- [CHALLENGE]: Don't copy the pictures; return every other part of the records exactly.

- [DATA TO USE]:
>>>>

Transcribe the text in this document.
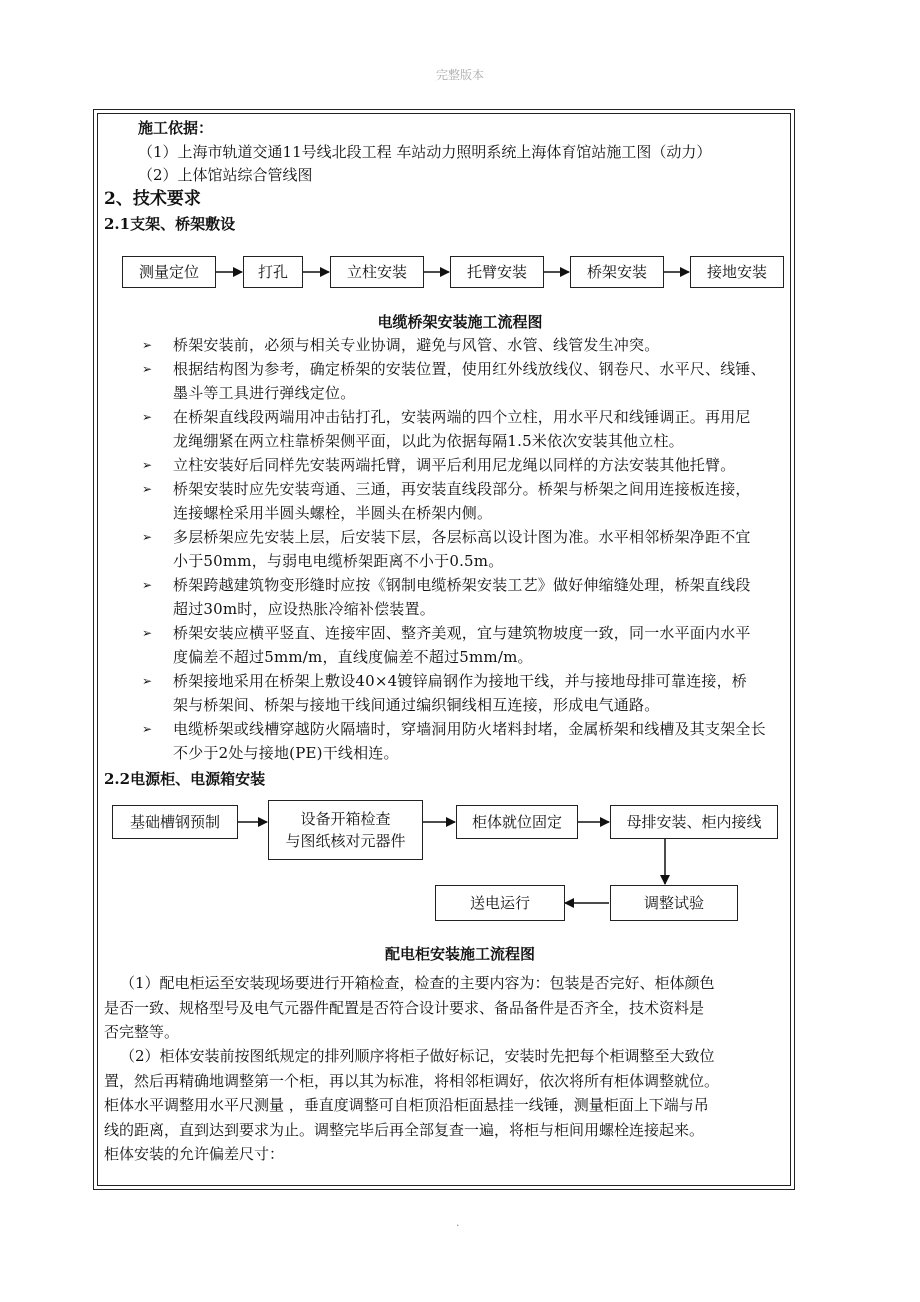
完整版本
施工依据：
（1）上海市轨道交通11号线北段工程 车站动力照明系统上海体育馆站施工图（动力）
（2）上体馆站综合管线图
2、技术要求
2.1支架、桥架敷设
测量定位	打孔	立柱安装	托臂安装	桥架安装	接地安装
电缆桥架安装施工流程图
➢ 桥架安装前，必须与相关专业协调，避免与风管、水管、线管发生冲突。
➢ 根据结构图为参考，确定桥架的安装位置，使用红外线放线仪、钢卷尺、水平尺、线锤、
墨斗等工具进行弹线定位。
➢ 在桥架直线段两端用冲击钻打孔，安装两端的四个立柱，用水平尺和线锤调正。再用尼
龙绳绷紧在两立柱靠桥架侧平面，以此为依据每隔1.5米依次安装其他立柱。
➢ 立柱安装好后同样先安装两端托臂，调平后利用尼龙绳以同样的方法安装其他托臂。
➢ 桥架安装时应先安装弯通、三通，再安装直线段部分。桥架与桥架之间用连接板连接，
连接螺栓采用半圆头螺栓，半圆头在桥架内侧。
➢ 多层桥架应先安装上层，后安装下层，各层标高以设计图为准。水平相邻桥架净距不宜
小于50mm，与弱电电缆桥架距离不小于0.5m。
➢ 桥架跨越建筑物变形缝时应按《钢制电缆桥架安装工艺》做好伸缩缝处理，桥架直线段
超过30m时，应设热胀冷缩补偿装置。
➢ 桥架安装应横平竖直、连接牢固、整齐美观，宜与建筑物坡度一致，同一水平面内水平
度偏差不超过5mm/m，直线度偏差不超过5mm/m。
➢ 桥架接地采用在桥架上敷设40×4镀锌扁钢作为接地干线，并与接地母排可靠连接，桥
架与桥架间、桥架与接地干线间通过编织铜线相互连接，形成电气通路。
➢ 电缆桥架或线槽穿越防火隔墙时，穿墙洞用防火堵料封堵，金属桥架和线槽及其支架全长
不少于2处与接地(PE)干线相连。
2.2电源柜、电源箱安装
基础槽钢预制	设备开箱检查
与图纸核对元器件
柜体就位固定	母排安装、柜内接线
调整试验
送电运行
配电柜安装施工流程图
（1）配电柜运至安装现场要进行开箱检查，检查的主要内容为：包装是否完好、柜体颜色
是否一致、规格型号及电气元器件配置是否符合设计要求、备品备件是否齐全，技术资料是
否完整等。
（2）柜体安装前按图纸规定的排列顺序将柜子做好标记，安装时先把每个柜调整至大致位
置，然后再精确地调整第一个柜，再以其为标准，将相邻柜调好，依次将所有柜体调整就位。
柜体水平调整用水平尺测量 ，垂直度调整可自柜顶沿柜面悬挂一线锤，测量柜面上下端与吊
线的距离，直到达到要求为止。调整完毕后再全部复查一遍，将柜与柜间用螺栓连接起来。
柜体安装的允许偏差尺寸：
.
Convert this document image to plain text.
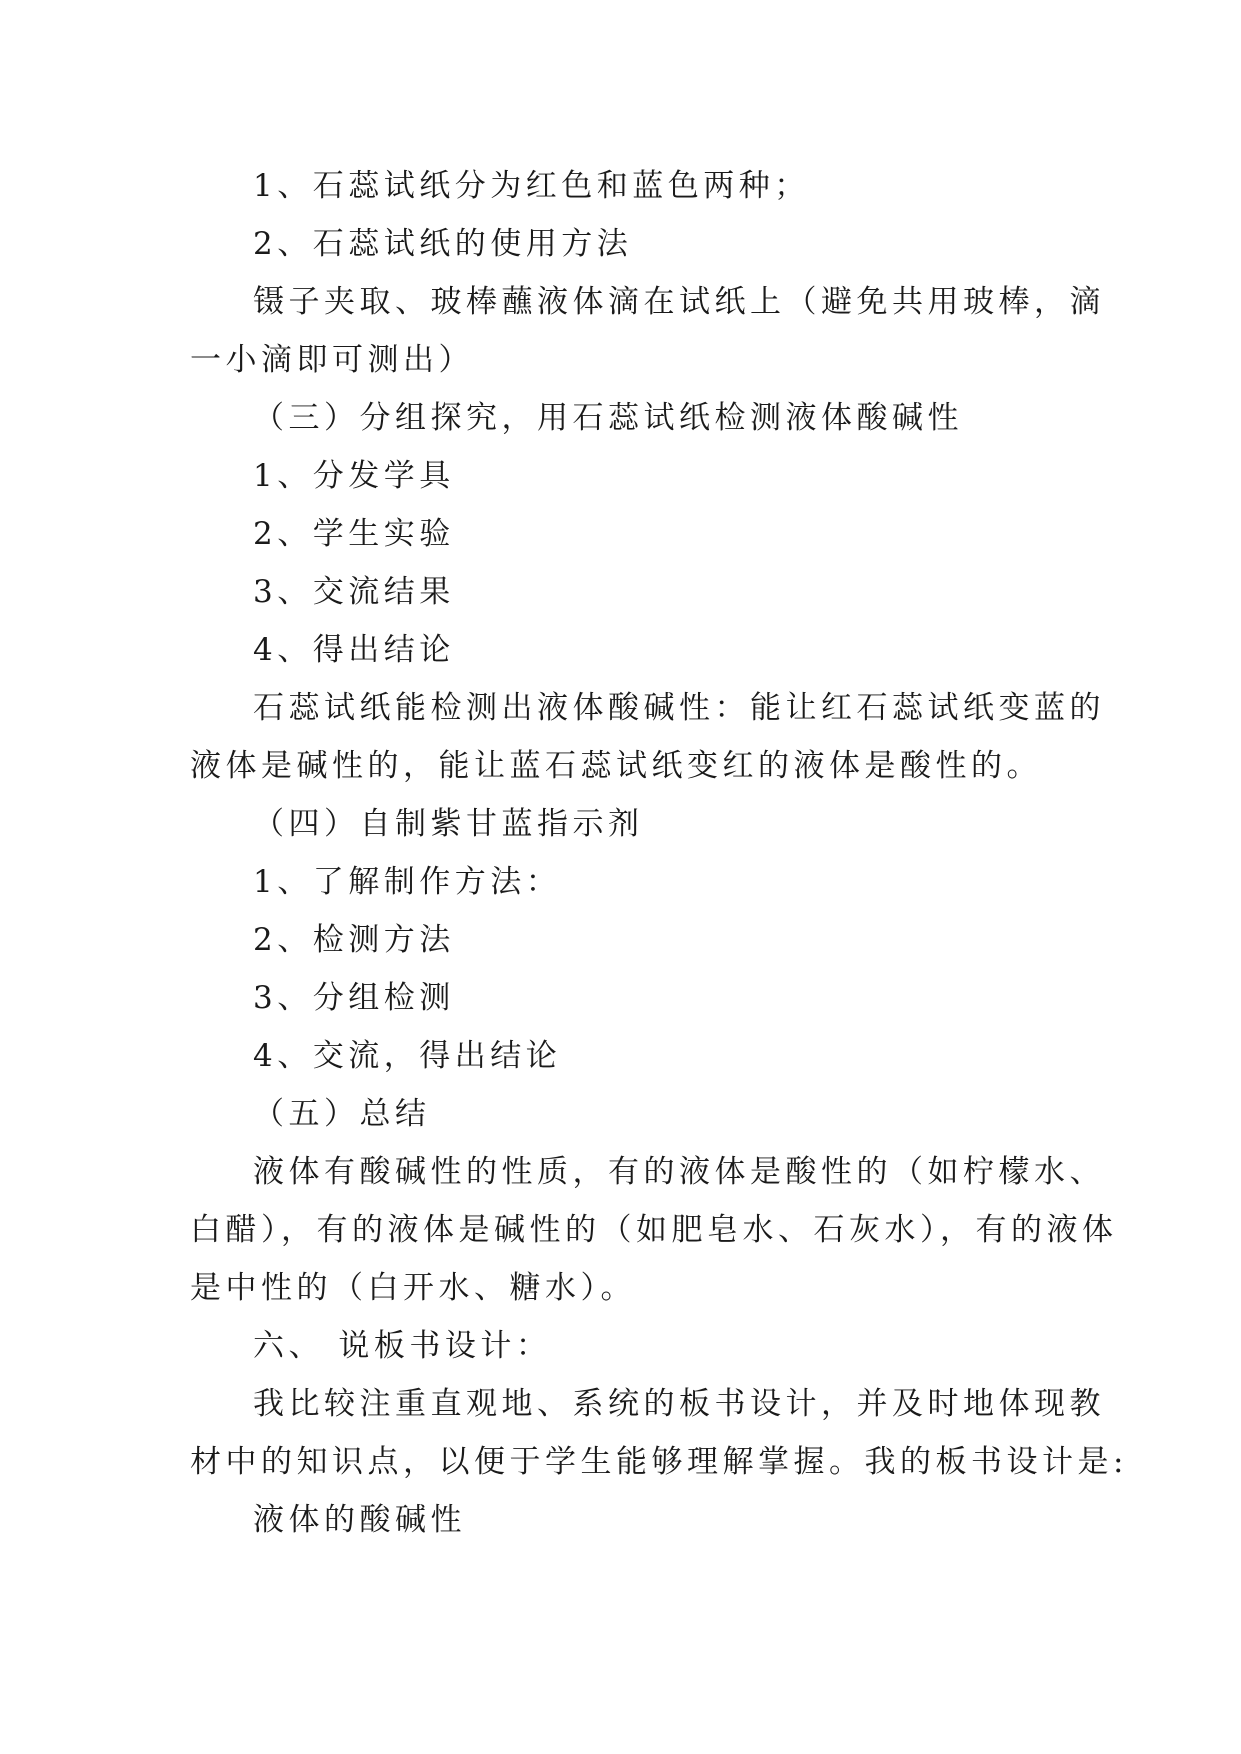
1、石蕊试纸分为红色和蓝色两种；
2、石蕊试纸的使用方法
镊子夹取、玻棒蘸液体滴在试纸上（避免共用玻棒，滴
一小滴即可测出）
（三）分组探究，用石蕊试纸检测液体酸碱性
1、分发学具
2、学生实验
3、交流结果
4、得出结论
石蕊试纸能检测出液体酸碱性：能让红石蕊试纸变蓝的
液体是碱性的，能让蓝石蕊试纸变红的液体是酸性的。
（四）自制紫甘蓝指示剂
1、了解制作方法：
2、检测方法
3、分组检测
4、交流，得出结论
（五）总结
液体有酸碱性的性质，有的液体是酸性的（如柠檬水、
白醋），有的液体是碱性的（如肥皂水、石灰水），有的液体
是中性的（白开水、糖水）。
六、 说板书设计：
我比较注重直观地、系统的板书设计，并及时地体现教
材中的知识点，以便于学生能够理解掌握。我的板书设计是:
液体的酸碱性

<<<<

- [TASK RESPONSE]:
Transcribe the text in this document.
完整版本
施工依据：
（1）上海市轨道交通11号线北段工程 车站动力照明系统上海体育馆站施工图（动力）
（2）上体馆站综合管线图
2、技术要求
2.1支架、桥架敷设
测量定位	打孔	立柱安装	托臂安装	桥架安装	接地安装
电缆桥架安装施工流程图
➢ 桥架安装前，必须与相关专业协调，避免与风管、水管、线管发生冲突。
➢ 根据结构图为参考，确定桥架的安装位置，使用红外线放线仪、钢卷尺、水平尺、线锤、
墨斗等工具进行弹线定位。
➢ 在桥架直线段两端用冲击钻打孔，安装两端的四个立柱，用水平尺和线锤调正。再用尼
龙绳绷紧在两立柱靠桥架侧平面，以此为依据每隔1.5米依次安装其他立柱。
➢ 立柱安装好后同样先安装两端托臂，调平后利用尼龙绳以同样的方法安装其他托臂。
➢ 桥架安装时应先安装弯通、三通，再安装直线段部分。桥架与桥架之间用连接板连接，
连接螺栓采用半圆头螺栓，半圆头在桥架内侧。
➢ 多层桥架应先安装上层，后安装下层，各层标高以设计图为准。水平相邻桥架净距不宜
小于50mm，与弱电电缆桥架距离不小于0.5m。
➢ 桥架跨越建筑物变形缝时应按《钢制电缆桥架安装工艺》做好伸缩缝处理，桥架直线段
超过30m时，应设热胀冷缩补偿装置。
➢ 桥架安装应横平竖直、连接牢固、整齐美观，宜与建筑物坡度一致，同一水平面内水平
度偏差不超过5mm/m，直线度偏差不超过5mm/m。
➢ 桥架接地采用在桥架上敷设40×4镀锌扁钢作为接地干线，并与接地母排可靠连接，桥
架与桥架间、桥架与接地干线间通过编织铜线相互连接，形成电气通路。
➢ 电缆桥架或线槽穿越防火隔墙时，穿墙洞用防火堵料封堵，金属桥架和线槽及其支架全长
不少于2处与接地(PE)干线相连。
2.2电源柜、电源箱安装
基础槽钢预制	设备开箱检查
与图纸核对元器件
柜体就位固定	母排安装、柜内接线
调整试验
送电运行
配电柜安装施工流程图
（1）配电柜运至安装现场要进行开箱检查，检查的主要内容为：包装是否完好、柜体颜色
是否一致、规格型号及电气元器件配置是否符合设计要求、备品备件是否齐全，技术资料是
否完整等。
（2）柜体安装前按图纸规定的排列顺序将柜子做好标记，安装时先把每个柜调整至大致位
置，然后再精确地调整第一个柜，再以其为标准，将相邻柜调好，依次将所有柜体调整就位。
柜体水平调整用水平尺测量 ，垂直度调整可自柜顶沿柜面悬挂一线锤，测量柜面上下端与吊
线的距离，直到达到要求为止。调整完毕后再全部复查一遍，将柜与柜间用螺栓连接起来。
柜体安装的允许偏差尺寸：
.
Convert this document image to plain text.
1、石蕊试纸分为红色和蓝色两种；
2、石蕊试纸的使用方法
镊子夹取、玻棒蘸液体滴在试纸上（避免共用玻棒，滴
一小滴即可测出）
（三）分组探究，用石蕊试纸检测液体酸碱性
1、分发学具
2、学生实验
3、交流结果
4、得出结论
石蕊试纸能检测出液体酸碱性：能让红石蕊试纸变蓝的
液体是碱性的，能让蓝石蕊试纸变红的液体是酸性的。
（四）自制紫甘蓝指示剂
1、了解制作方法：
2、检测方法
3、分组检测
4、交流，得出结论
（五）总结
液体有酸碱性的性质，有的液体是酸性的（如柠檬水、
白醋），有的液体是碱性的（如肥皂水、石灰水），有的液体
是中性的（白开水、糖水）。
六、 说板书设计：
我比较注重直观地、系统的板书设计，并及时地体现教
材中的知识点，以便于学生能够理解掌握。我的板书设计是:
液体的酸碱性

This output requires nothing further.